§ Goal of the exercise
Look through the listing for the word "keys". Copy each line that has it.

◇ ◇ ◇

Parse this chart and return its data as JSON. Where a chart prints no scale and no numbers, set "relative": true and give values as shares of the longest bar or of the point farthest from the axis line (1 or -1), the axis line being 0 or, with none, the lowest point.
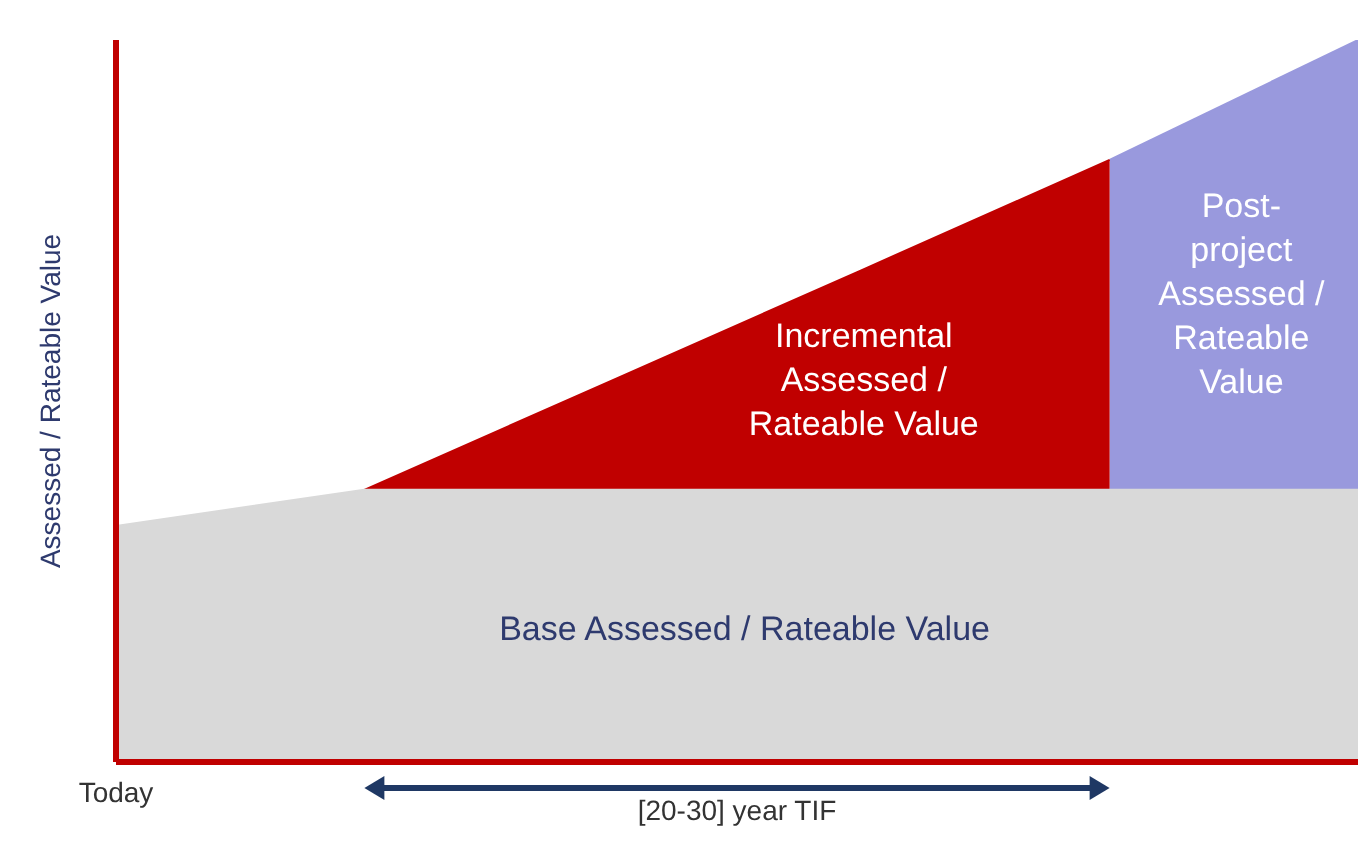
{
  "chart_data": {
    "type": "area",
    "relative": true,
    "ylabel": "Assessed / Rateable Value",
    "categories": [
      null,
      null,
      null,
      null,
      null,
      null
    ],
    "series": [
      {
        "name": "Post-project Assessed / Rateable Value",
        "color": "#9999dd",
        "values": [
          null,
          null,
          null,
          null,
          0.834,
          1.0
        ]
      },
      {
        "name": "Incremental Assessed / Rateable Value",
        "color": "#c00000",
        "values": [
          null,
          0.377,
          0.529,
          0.681,
          0.834,
          null
        ]
      },
      {
        "name": "Base Assessed / Rateable Value",
        "color": "#d9d9d9",
        "values": [
          0.327,
          0.377,
          0.377,
          0.377,
          0.377,
          0.377
        ]
      }
    ],
    "annotations": [
      "Today",
      "[20-30] year TIF"
    ]
  }
}
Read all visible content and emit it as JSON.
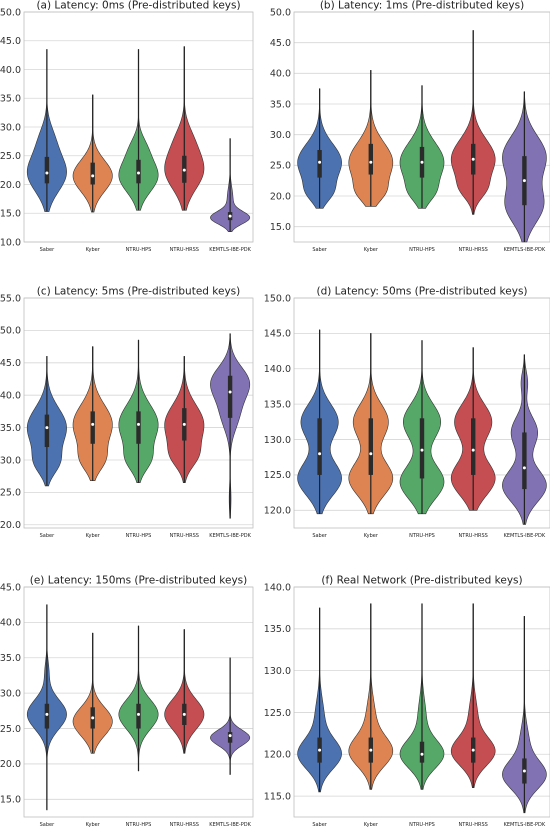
{
  "colors": {
    "Saber": "#4c72b0",
    "Kyber": "#dd8452",
    "NTRU-HPS": "#55a868",
    "NTRU-HRSS": "#c44e52",
    "KEMTLS-IBE-PDK": "#8172b3"
  },
  "chart_data": [
    {
      "type": "violin",
      "title": "(a) Latency: 0ms (Pre-distributed keys)",
      "categories": [
        "Saber",
        "Kyber",
        "NTRU-HPS",
        "NTRU-HRSS",
        "KEMTLS-IBE-PDK"
      ],
      "ylim": [
        10,
        50
      ],
      "yticks": [
        "10.0",
        "15.0",
        "20.0",
        "25.0",
        "30.0",
        "35.0",
        "40.0",
        "45.0",
        "50.0"
      ],
      "grid": true,
      "series": [
        {
          "min": 15.3,
          "max": 43.5,
          "q1": 20.2,
          "median": 22.0,
          "q3": 24.8,
          "modes": [
            [
              22,
              3.2,
              1
            ],
            [
              28,
              2.5,
              0.3
            ]
          ]
        },
        {
          "min": 15.2,
          "max": 35.6,
          "q1": 20.0,
          "median": 21.5,
          "q3": 23.8,
          "modes": [
            [
              21.5,
              2.7,
              1
            ]
          ]
        },
        {
          "min": 15.5,
          "max": 43.5,
          "q1": 20.2,
          "median": 22.0,
          "q3": 24.3,
          "modes": [
            [
              21.5,
              2.8,
              1
            ],
            [
              26.5,
              2,
              0.3
            ]
          ]
        },
        {
          "min": 15.5,
          "max": 44.0,
          "q1": 20.3,
          "median": 22.5,
          "q3": 25.0,
          "modes": [
            [
              22.5,
              3.3,
              1
            ],
            [
              28,
              2.5,
              0.3
            ]
          ]
        },
        {
          "min": 11.8,
          "max": 28.0,
          "q1": 13.8,
          "median": 14.5,
          "q3": 15.2,
          "modes": [
            [
              14.2,
              1.1,
              1
            ],
            [
              17.5,
              2,
              0.15
            ]
          ]
        }
      ]
    },
    {
      "type": "violin",
      "title": "(b) Latency: 1ms (Pre-distributed keys)",
      "categories": [
        "Saber",
        "Kyber",
        "NTRU-HPS",
        "NTRU-HRSS",
        "KEMTLS-IBE-PDK"
      ],
      "ylim": [
        12.5,
        50
      ],
      "yticks": [
        "15.0",
        "20.0",
        "25.0",
        "30.0",
        "35.0",
        "40.0",
        "45.0",
        "50.0"
      ],
      "grid": true,
      "series": [
        {
          "min": 18.0,
          "max": 37.5,
          "q1": 23.0,
          "median": 25.5,
          "q3": 27.5,
          "modes": [
            [
              25.5,
              3,
              1
            ],
            [
              20.5,
              1.6,
              0.4
            ]
          ]
        },
        {
          "min": 18.3,
          "max": 40.5,
          "q1": 23.5,
          "median": 25.5,
          "q3": 28.5,
          "modes": [
            [
              25.5,
              3.2,
              1
            ],
            [
              20.5,
              1.6,
              0.4
            ]
          ]
        },
        {
          "min": 18.0,
          "max": 38.0,
          "q1": 23.0,
          "median": 25.5,
          "q3": 28.0,
          "modes": [
            [
              25.5,
              3.2,
              1
            ],
            [
              20.5,
              1.6,
              0.35
            ]
          ]
        },
        {
          "min": 17.0,
          "max": 47.0,
          "q1": 23.5,
          "median": 26.0,
          "q3": 28.5,
          "modes": [
            [
              26,
              3.2,
              1
            ],
            [
              21,
              1.6,
              0.35
            ]
          ]
        },
        {
          "min": 12.5,
          "max": 37.0,
          "q1": 18.5,
          "median": 22.5,
          "q3": 26.5,
          "modes": [
            [
              18.5,
              3,
              0.6
            ],
            [
              26.5,
              3.3,
              0.7
            ]
          ]
        }
      ]
    },
    {
      "type": "violin",
      "title": "(c) Latency: 5ms (Pre-distributed keys)",
      "categories": [
        "Saber",
        "Kyber",
        "NTRU-HPS",
        "NTRU-HRSS",
        "KEMTLS-IBE-PDK"
      ],
      "ylim": [
        19.5,
        55
      ],
      "yticks": [
        "20.0",
        "25.0",
        "30.0",
        "35.0",
        "40.0",
        "45.0",
        "50.0",
        "55.0"
      ],
      "grid": true,
      "series": [
        {
          "min": 26.0,
          "max": 46.0,
          "q1": 32.0,
          "median": 35.0,
          "q3": 37.0,
          "modes": [
            [
              35,
              3,
              1
            ],
            [
              29.5,
              1.8,
              0.5
            ]
          ]
        },
        {
          "min": 26.8,
          "max": 47.5,
          "q1": 32.5,
          "median": 35.5,
          "q3": 37.5,
          "modes": [
            [
              35.5,
              3,
              1
            ],
            [
              30,
              1.8,
              0.5
            ]
          ]
        },
        {
          "min": 26.5,
          "max": 48.5,
          "q1": 32.5,
          "median": 35.5,
          "q3": 37.5,
          "modes": [
            [
              35.5,
              3,
              1
            ],
            [
              30,
              1.8,
              0.5
            ]
          ]
        },
        {
          "min": 26.5,
          "max": 46.0,
          "q1": 33.0,
          "median": 35.5,
          "q3": 38.0,
          "modes": [
            [
              35.5,
              3,
              1
            ],
            [
              30.5,
              1.8,
              0.5
            ]
          ]
        },
        {
          "min": 21.0,
          "max": 49.5,
          "q1": 36.5,
          "median": 40.5,
          "q3": 43.0,
          "modes": [
            [
              42,
              2.4,
              1
            ],
            [
              37,
              2.5,
              0.45
            ],
            [
              24,
              2,
              0.05
            ]
          ]
        }
      ]
    },
    {
      "type": "violin",
      "title": "(d) Latency: 50ms (Pre-distributed keys)",
      "categories": [
        "Saber",
        "Kyber",
        "NTRU-HPS",
        "NTRU-HRSS",
        "KEMTLS-IBE-PDK"
      ],
      "ylim": [
        117.5,
        150
      ],
      "yticks": [
        "120.0",
        "125.0",
        "130.0",
        "135.0",
        "140.0",
        "145.0",
        "150.0"
      ],
      "grid": true,
      "series": [
        {
          "min": 119.5,
          "max": 145.5,
          "q1": 125.0,
          "median": 128.0,
          "q3": 133.0,
          "modes": [
            [
              124.5,
              2.4,
              1
            ],
            [
              132.5,
              2.5,
              0.85
            ]
          ]
        },
        {
          "min": 119.5,
          "max": 145.0,
          "q1": 125.0,
          "median": 128.0,
          "q3": 133.0,
          "modes": [
            [
              124.5,
              2.4,
              1
            ],
            [
              132.5,
              2.5,
              0.8
            ]
          ]
        },
        {
          "min": 119.5,
          "max": 144.0,
          "q1": 124.5,
          "median": 128.5,
          "q3": 133.0,
          "modes": [
            [
              124,
              2.4,
              1
            ],
            [
              132.5,
              2.5,
              0.85
            ]
          ]
        },
        {
          "min": 120.0,
          "max": 143.0,
          "q1": 125.0,
          "median": 128.5,
          "q3": 133.0,
          "modes": [
            [
              124.5,
              2.4,
              1
            ],
            [
              132.5,
              2.5,
              0.85
            ]
          ]
        },
        {
          "min": 118.0,
          "max": 142.0,
          "q1": 123.0,
          "median": 126.0,
          "q3": 131.0,
          "modes": [
            [
              123.5,
              2.3,
              1
            ],
            [
              131,
              2.2,
              0.6
            ],
            [
              138,
              1.6,
              0.15
            ]
          ]
        }
      ]
    },
    {
      "type": "violin",
      "title": "(e) Latency: 150ms (Pre-distributed keys)",
      "categories": [
        "Saber",
        "Kyber",
        "NTRU-HPS",
        "NTRU-HRSS",
        "KEMTLS-IBE-PDK"
      ],
      "ylim": [
        312.5,
        345
      ],
      "yticks": [
        "315.0",
        "320.0",
        "325.0",
        "330.0",
        "335.0",
        "340.0",
        "345.0"
      ],
      "grid": true,
      "series": [
        {
          "min": 313.5,
          "max": 342.5,
          "q1": 325.0,
          "median": 327.0,
          "q3": 328.5,
          "modes": [
            [
              327,
              2.1,
              1
            ],
            [
              333,
              1.6,
              0.1
            ]
          ]
        },
        {
          "min": 321.5,
          "max": 338.5,
          "q1": 325.0,
          "median": 326.5,
          "q3": 328.0,
          "modes": [
            [
              326,
              2,
              1
            ]
          ]
        },
        {
          "min": 319.0,
          "max": 339.5,
          "q1": 325.0,
          "median": 327.0,
          "q3": 328.5,
          "modes": [
            [
              327,
              2.1,
              1
            ]
          ]
        },
        {
          "min": 321.5,
          "max": 339.0,
          "q1": 325.5,
          "median": 327.0,
          "q3": 328.5,
          "modes": [
            [
              327,
              2.1,
              1
            ]
          ]
        },
        {
          "min": 318.5,
          "max": 335.0,
          "q1": 323.0,
          "median": 324.0,
          "q3": 324.5,
          "modes": [
            [
              323.7,
              1.1,
              1
            ]
          ]
        }
      ]
    },
    {
      "type": "violin",
      "title": "(f) Real Network (Pre-distributed keys)",
      "categories": [
        "Saber",
        "Kyber",
        "NTRU-HPS",
        "NTRU-HRSS",
        "KEMTLS-IBE-PDK"
      ],
      "ylim": [
        112.5,
        140
      ],
      "yticks": [
        "115.0",
        "120.0",
        "125.0",
        "130.0",
        "135.0",
        "140.0"
      ],
      "grid": true,
      "series": [
        {
          "min": 115.5,
          "max": 137.5,
          "q1": 119.0,
          "median": 120.5,
          "q3": 122.0,
          "modes": [
            [
              120,
              1.8,
              1
            ],
            [
              124.5,
              2.2,
              0.2
            ]
          ]
        },
        {
          "min": 115.8,
          "max": 138.0,
          "q1": 119.0,
          "median": 120.5,
          "q3": 122.0,
          "modes": [
            [
              120.3,
              1.8,
              1
            ],
            [
              124.5,
              2.2,
              0.2
            ]
          ]
        },
        {
          "min": 115.8,
          "max": 138.0,
          "q1": 119.0,
          "median": 120.0,
          "q3": 121.5,
          "modes": [
            [
              120,
              1.7,
              1
            ],
            [
              124.5,
              2.2,
              0.18
            ]
          ]
        },
        {
          "min": 116.0,
          "max": 138.0,
          "q1": 119.0,
          "median": 120.5,
          "q3": 122.0,
          "modes": [
            [
              120.3,
              1.7,
              1
            ],
            [
              124.5,
              2.2,
              0.2
            ]
          ]
        },
        {
          "min": 113.0,
          "max": 136.5,
          "q1": 116.5,
          "median": 118.0,
          "q3": 119.5,
          "modes": [
            [
              117.5,
              1.7,
              1
            ],
            [
              121.5,
              2,
              0.2
            ]
          ]
        }
      ]
    }
  ]
}
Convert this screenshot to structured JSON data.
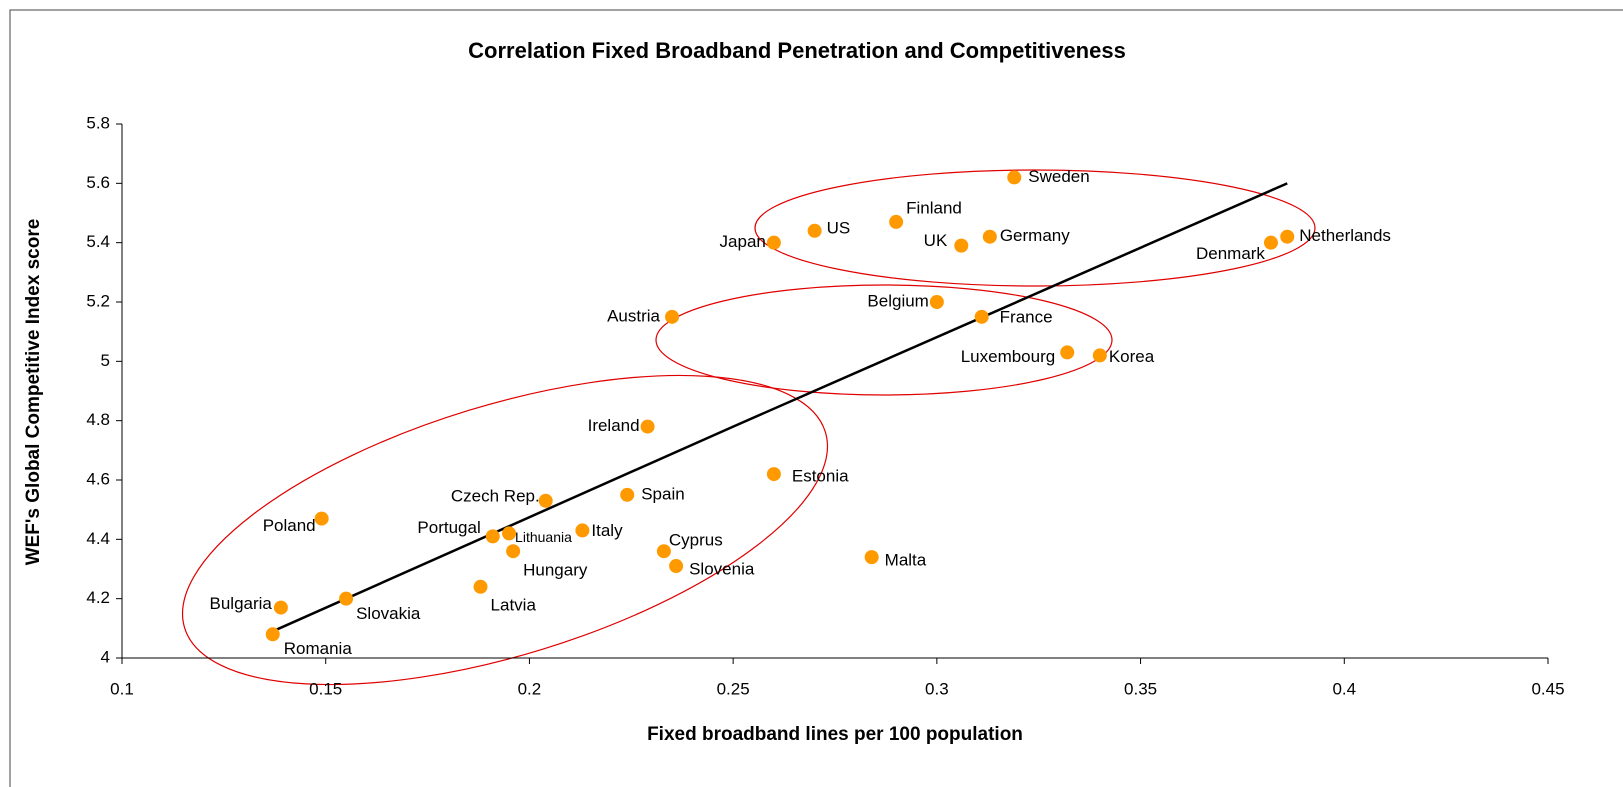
{
  "chart_data": {
    "type": "scatter",
    "title": "Correlation Fixed Broadband Penetration and Competitiveness",
    "xlabel": "Fixed broadband lines per 100 population",
    "ylabel": "WEF's Global Competitive Index score",
    "labels": [
      "Sweden",
      "Finland",
      "US",
      "Japan",
      "UK",
      "Germany",
      "Denmark",
      "Netherlands",
      "Belgium",
      "France",
      "Austria",
      "Luxembourg",
      "Korea",
      "Ireland",
      "Estonia",
      "Spain",
      "Czech Rep.",
      "Poland",
      "Italy",
      "Lithuania",
      "Portugal",
      "Hungary",
      "Cyprus",
      "Slovenia",
      "Malta",
      "Latvia",
      "Slovakia",
      "Bulgaria",
      "Romania"
    ],
    "x": [
      0.319,
      0.29,
      0.27,
      0.26,
      0.306,
      0.313,
      0.382,
      0.386,
      0.3,
      0.311,
      0.235,
      0.332,
      0.34,
      0.229,
      0.26,
      0.224,
      0.204,
      0.149,
      0.213,
      0.195,
      0.191,
      0.196,
      0.233,
      0.236,
      0.284,
      0.188,
      0.155,
      0.139,
      0.137
    ],
    "y": [
      5.62,
      5.47,
      5.44,
      5.4,
      5.39,
      5.42,
      5.4,
      5.42,
      5.2,
      5.15,
      5.15,
      5.03,
      5.02,
      4.78,
      4.62,
      4.55,
      4.53,
      4.47,
      4.43,
      4.42,
      4.41,
      4.36,
      4.36,
      4.31,
      4.34,
      4.24,
      4.2,
      4.17,
      4.08
    ],
    "color": "#ff9900",
    "trendline": {
      "x": [
        0.137,
        0.25,
        0.386
      ],
      "y": [
        4.09,
        4.78,
        5.6
      ],
      "color": "#000000"
    },
    "xlim": [
      0.1,
      0.45
    ],
    "xticks": [
      0.1,
      0.15,
      0.2,
      0.25,
      0.3,
      0.35,
      0.4,
      0.45
    ],
    "ylim": [
      4,
      5.8
    ],
    "yticks": [
      4,
      4.2,
      4.4,
      4.6,
      4.8,
      5,
      5.2,
      5.4,
      5.6,
      5.8
    ],
    "grid": false
  }
}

◇ ◇ ◇

§ Result of this task
      "title": "(a) Latency: 0ms (Pre-distributed keys)",
      "title": "(b) Latency: 1ms (Pre-distributed keys)",
      "title": "(c) Latency: 5ms (Pre-distributed keys)",
      "title": "(d) Latency: 50ms (Pre-distributed keys)",
      "title": "(e) Latency: 150ms (Pre-distributed keys)",
      "title": "(f) Real Network (Pre-distributed keys)",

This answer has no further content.